## REQUIREMENTS:
Below are some records. Say in a single number how many of their lines include the word "وليس".

## Data extracted from a collection:
--------------------------------------------------

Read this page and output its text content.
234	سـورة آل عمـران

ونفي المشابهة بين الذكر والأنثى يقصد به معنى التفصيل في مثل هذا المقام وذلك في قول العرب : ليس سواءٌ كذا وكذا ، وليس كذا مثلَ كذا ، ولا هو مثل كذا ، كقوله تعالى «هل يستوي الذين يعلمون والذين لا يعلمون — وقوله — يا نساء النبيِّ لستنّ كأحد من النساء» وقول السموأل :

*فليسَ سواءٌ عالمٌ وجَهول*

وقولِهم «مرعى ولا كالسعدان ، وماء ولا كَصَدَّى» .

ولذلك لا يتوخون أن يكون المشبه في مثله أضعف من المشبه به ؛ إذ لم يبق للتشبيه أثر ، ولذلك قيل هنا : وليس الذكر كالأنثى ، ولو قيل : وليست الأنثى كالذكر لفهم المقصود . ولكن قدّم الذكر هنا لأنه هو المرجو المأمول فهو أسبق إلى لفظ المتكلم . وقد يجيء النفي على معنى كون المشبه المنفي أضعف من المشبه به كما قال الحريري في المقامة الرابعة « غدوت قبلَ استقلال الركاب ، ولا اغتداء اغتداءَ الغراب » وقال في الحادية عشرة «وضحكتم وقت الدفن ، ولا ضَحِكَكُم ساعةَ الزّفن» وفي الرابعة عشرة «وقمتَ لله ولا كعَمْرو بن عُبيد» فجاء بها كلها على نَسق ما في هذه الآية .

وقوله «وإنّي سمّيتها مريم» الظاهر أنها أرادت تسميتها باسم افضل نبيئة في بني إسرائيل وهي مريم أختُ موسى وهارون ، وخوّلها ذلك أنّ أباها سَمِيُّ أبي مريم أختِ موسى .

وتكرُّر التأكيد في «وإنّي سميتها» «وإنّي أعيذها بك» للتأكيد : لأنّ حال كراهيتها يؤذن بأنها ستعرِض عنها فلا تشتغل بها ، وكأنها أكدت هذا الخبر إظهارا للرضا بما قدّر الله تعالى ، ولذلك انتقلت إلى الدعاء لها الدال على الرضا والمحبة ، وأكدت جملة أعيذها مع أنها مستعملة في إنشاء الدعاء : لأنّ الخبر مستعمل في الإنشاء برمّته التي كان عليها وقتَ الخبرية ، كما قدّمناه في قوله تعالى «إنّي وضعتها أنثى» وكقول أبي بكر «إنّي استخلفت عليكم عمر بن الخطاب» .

--------------------------------------------------

## ANSWER:
2